[Extracted data entries]
** BEGIN **

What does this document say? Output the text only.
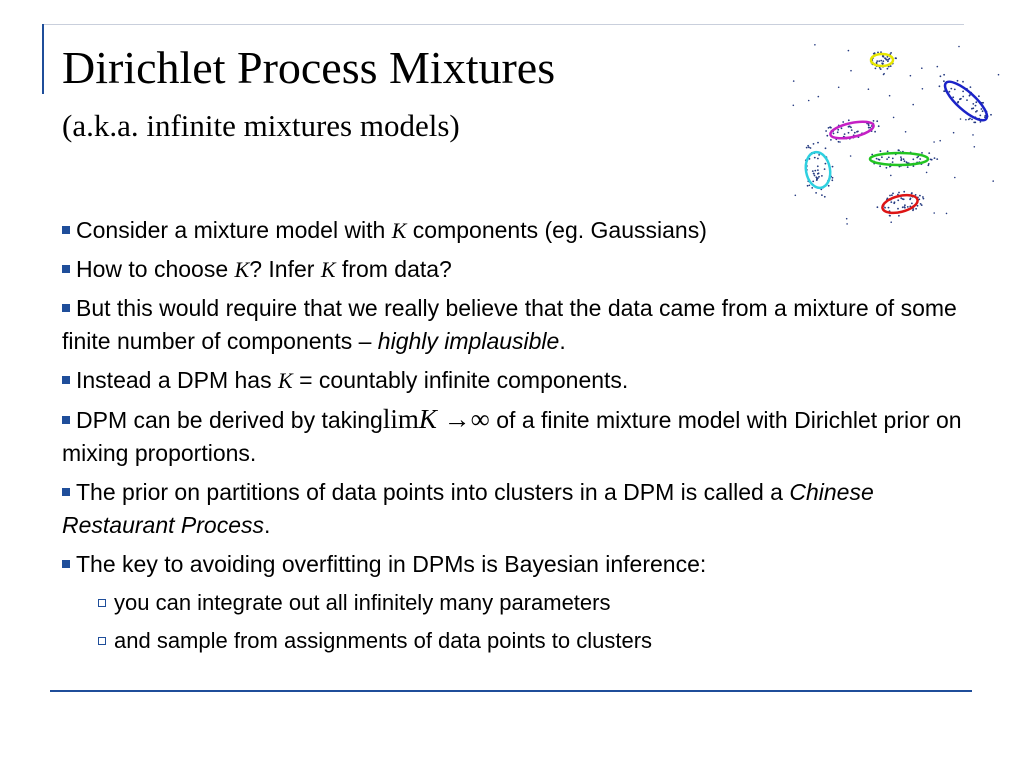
Dirichlet Process Mixtures
(a.k.a. infinite mixtures models)
Consider a mixture model with K components (eg. Gaussians)
How to choose K? Infer K from data?
But this would require that we really believe that the data came from a mixture of some finite number of components – highly implausible.
Instead a DPM has K = countably infinite components.
DPM can be derived by takinglimK →∞ of a finite mixture model with Dirichlet prior on mixing proportions.
The prior on partitions of data points into clusters in a DPM is called a Chinese Restaurant Process.
The key to avoiding overfitting in DPMs is Bayesian inference:
you can integrate out all infinitely many parameters
and sample from assignments of data points to clusters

** END **

Problem requirements:
Strip out the pictures and quote the remaining data word for word.

Reply to the task:
What does this document say? Output the text only.
Dirichlet Process Mixtures
(a.k.a. infinite mixtures models)
Consider a mixture model with K components (eg. Gaussians)
How to choose K? Infer K from data?
But this would require that we really believe that the data came from a mixture of some finite number of components – highly implausible.
Instead a DPM has K = countably infinite components.
DPM can be derived by takinglimK →∞ of a finite mixture model with Dirichlet prior on mixing proportions.
The prior on partitions of data points into clusters in a DPM is called a Chinese Restaurant Process.
The key to avoiding overfitting in DPMs is Bayesian inference:
you can integrate out all infinitely many parameters
and sample from assignments of data points to clusters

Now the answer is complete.